_Goal_
Make an exact copy of all the data.
○ ○ ○ ○ ○ ○ ○
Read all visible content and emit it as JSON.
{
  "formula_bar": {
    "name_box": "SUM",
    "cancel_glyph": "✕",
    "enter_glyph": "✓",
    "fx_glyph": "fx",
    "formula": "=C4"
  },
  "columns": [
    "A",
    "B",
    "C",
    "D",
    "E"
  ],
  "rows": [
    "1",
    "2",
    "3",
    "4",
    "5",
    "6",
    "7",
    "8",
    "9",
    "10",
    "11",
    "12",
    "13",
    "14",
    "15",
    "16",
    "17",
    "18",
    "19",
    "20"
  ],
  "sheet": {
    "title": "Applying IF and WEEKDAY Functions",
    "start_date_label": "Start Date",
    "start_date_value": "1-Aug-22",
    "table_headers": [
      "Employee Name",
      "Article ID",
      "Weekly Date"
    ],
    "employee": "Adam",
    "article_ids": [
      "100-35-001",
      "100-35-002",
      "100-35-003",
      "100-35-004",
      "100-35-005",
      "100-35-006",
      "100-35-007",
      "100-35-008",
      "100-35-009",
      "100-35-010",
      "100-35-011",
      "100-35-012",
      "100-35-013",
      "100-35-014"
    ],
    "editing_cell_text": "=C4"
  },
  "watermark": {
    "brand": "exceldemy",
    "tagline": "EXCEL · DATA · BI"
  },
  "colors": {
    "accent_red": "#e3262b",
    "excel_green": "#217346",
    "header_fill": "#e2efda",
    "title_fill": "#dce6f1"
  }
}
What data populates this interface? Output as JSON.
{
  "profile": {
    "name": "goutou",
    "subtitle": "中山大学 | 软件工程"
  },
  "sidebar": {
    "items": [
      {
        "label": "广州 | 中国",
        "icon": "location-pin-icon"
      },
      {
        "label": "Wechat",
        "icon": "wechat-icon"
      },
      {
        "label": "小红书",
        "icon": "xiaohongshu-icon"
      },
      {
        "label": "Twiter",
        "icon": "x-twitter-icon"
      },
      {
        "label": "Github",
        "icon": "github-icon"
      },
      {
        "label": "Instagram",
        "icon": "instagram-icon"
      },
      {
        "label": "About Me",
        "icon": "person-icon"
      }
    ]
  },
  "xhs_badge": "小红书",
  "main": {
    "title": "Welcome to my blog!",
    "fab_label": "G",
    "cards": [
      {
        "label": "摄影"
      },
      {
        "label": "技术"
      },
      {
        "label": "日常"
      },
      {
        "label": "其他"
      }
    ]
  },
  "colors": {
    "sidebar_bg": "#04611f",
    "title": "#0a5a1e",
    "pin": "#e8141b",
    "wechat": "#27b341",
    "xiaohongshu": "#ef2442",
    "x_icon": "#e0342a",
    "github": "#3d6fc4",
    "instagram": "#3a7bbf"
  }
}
○ ○ ○ ○ ○ ○ ○
_Solution to this problem_
Read all visible content and emit it as JSON.
{
  "formula_bar": {
    "name_box": "SUM",
    "cancel_glyph": "✕",
    "enter_glyph": "✓",
    "fx_glyph": "fx",
    "formula": "=C4"
  },
  "columns": [
    "A",
    "B",
    "C",
    "D",
    "E"
  ],
  "rows": [
    "1",
    "2",
    "3",
    "4",
    "5",
    "6",
    "7",
    "8",
    "9",
    "10",
    "11",
    "12",
    "13",
    "14",
    "15",
    "16",
    "17",
    "18",
    "19",
    "20"
  ],
  "sheet": {
    "title": "Applying IF and WEEKDAY Functions",
    "start_date_label": "Start Date",
    "start_date_value": "1-Aug-22",
    "table_headers": [
      "Employee Name",
      "Article ID",
      "Weekly Date"
    ],
    "employee": "Adam",
    "article_ids": [
      "100-35-001",
      "100-35-002",
      "100-35-003",
      "100-35-004",
      "100-35-005",
      "100-35-006",
      "100-35-007",
      "100-35-008",
      "100-35-009",
      "100-35-010",
      "100-35-011",
      "100-35-012",
      "100-35-013",
      "100-35-014"
    ],
    "editing_cell_text": "=C4"
  },
  "watermark": {
    "brand": "exceldemy",
    "tagline": "EXCEL · DATA · BI"
  },
  "colors": {
    "accent_red": "#e3262b",
    "excel_green": "#217346",
    "header_fill": "#e2efda",
    "title_fill": "#dce6f1"
  }
}
What data populates this interface? Output as JSON.
{
  "profile": {
    "name": "goutou",
    "subtitle": "中山大学 | 软件工程"
  },
  "sidebar": {
    "items": [
      {
        "label": "广州 | 中国",
        "icon": "location-pin-icon"
      },
      {
        "label": "Wechat",
        "icon": "wechat-icon"
      },
      {
        "label": "小红书",
        "icon": "xiaohongshu-icon"
      },
      {
        "label": "Twiter",
        "icon": "x-twitter-icon"
      },
      {
        "label": "Github",
        "icon": "github-icon"
      },
      {
        "label": "Instagram",
        "icon": "instagram-icon"
      },
      {
        "label": "About Me",
        "icon": "person-icon"
      }
    ]
  },
  "xhs_badge": "小红书",
  "main": {
    "title": "Welcome to my blog!",
    "fab_label": "G",
    "cards": [
      {
        "label": "摄影"
      },
      {
        "label": "技术"
      },
      {
        "label": "日常"
      },
      {
        "label": "其他"
      }
    ]
  },
  "colors": {
    "sidebar_bg": "#04611f",
    "title": "#0a5a1e",
    "pin": "#e8141b",
    "wechat": "#27b341",
    "xiaohongshu": "#ef2442",
    "x_icon": "#e0342a",
    "github": "#3d6fc4",
    "instagram": "#3a7bbf"
  }
}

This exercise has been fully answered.